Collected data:

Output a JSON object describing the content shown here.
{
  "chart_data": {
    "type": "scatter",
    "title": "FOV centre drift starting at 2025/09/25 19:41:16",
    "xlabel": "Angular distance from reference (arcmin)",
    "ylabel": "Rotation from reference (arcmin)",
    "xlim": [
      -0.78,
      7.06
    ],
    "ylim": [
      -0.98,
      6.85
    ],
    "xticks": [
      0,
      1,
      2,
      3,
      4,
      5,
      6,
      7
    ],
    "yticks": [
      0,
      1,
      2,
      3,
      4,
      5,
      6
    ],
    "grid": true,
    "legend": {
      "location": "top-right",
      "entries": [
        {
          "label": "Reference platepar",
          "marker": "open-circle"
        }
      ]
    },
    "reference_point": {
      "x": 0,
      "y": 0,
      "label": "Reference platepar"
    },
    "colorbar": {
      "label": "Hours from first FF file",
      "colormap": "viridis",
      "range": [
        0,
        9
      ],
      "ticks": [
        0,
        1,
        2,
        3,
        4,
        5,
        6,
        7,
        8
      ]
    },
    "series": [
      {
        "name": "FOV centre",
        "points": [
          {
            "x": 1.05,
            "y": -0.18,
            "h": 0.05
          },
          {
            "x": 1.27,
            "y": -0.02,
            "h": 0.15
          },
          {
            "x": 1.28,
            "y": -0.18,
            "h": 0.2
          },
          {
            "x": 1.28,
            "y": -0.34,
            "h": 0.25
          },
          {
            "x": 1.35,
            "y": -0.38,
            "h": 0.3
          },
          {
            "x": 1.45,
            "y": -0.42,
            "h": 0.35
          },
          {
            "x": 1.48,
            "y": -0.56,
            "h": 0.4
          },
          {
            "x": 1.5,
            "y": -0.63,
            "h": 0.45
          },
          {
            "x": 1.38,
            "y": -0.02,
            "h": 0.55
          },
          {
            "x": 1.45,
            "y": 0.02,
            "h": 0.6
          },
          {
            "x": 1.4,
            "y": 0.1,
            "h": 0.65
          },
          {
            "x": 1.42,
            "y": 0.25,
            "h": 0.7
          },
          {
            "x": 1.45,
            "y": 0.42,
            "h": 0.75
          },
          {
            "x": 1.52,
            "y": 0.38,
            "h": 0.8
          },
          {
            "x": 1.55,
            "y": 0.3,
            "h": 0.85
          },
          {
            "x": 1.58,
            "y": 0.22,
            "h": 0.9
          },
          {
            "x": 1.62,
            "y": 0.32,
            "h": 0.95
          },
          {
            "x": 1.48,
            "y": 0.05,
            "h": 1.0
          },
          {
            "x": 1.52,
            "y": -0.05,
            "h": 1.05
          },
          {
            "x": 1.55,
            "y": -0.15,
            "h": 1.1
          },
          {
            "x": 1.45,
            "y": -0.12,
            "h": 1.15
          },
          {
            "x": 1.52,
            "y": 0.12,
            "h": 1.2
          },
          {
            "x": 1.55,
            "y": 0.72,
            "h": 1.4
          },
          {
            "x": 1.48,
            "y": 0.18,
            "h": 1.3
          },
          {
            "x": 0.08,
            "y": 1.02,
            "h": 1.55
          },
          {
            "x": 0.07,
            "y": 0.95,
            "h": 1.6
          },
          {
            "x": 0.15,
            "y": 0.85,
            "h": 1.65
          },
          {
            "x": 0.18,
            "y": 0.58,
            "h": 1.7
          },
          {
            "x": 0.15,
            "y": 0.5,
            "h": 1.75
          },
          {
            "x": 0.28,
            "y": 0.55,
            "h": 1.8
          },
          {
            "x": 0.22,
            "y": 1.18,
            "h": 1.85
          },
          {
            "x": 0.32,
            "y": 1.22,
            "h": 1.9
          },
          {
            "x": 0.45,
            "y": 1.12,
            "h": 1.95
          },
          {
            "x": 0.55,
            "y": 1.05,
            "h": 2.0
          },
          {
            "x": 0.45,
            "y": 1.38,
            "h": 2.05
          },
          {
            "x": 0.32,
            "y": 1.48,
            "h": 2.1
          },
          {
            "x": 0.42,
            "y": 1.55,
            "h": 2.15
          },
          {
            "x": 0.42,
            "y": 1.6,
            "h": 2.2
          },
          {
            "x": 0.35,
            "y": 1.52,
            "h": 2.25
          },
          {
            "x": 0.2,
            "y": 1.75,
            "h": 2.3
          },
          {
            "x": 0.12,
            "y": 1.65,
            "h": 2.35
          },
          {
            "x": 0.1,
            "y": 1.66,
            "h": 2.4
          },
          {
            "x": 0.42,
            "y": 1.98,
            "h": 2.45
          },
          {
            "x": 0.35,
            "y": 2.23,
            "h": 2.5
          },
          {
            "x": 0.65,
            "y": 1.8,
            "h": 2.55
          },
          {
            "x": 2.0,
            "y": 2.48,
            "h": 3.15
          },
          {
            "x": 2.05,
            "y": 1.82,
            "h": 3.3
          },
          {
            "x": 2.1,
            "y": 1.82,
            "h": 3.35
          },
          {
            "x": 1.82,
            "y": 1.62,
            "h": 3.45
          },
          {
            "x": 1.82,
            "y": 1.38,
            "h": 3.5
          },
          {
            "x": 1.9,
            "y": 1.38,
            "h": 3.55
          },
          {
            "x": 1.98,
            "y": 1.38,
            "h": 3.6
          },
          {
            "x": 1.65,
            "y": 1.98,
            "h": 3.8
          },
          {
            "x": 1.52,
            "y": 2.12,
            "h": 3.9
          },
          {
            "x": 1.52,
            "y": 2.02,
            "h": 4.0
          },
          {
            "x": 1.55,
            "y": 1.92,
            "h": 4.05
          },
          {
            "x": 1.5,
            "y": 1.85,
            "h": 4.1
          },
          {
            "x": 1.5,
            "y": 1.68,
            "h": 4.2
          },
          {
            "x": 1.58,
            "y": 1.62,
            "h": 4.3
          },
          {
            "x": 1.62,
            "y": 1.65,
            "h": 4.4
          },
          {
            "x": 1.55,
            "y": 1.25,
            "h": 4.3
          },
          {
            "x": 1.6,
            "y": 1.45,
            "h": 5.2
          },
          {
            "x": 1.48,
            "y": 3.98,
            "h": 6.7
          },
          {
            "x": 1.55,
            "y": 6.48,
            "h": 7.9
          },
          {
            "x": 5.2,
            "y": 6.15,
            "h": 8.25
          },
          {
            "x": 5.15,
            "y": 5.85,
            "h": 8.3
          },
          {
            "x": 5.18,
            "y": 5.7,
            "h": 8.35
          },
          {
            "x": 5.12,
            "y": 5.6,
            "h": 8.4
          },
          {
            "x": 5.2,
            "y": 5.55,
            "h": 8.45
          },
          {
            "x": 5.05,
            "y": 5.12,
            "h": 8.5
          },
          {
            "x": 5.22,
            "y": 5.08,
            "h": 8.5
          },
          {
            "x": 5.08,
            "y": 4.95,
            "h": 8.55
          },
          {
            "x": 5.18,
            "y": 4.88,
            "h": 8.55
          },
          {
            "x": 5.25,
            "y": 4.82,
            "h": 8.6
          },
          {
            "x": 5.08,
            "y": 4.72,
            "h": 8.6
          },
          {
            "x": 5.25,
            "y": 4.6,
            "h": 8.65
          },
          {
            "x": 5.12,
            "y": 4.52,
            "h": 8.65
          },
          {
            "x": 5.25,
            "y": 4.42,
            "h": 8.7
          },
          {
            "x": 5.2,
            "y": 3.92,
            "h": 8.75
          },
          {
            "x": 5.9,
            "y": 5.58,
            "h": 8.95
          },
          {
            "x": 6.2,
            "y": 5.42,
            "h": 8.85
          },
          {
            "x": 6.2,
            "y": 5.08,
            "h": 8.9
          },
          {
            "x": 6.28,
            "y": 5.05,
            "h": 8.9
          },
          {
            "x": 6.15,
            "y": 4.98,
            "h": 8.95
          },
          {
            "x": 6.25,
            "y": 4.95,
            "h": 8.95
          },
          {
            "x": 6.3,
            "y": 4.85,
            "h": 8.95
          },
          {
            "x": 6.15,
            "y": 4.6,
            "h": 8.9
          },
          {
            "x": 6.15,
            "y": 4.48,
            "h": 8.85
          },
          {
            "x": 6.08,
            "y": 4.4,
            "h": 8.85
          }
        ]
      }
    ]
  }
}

--- THE PROBLEM ---
Identify the lines of the data that contain the word "arcmin". Copy each of them.

--- EXERCISE RESPONSE ---
    "xlabel": "Angular distance from reference (arcmin)",
    "ylabel": "Rotation from reference (arcmin)",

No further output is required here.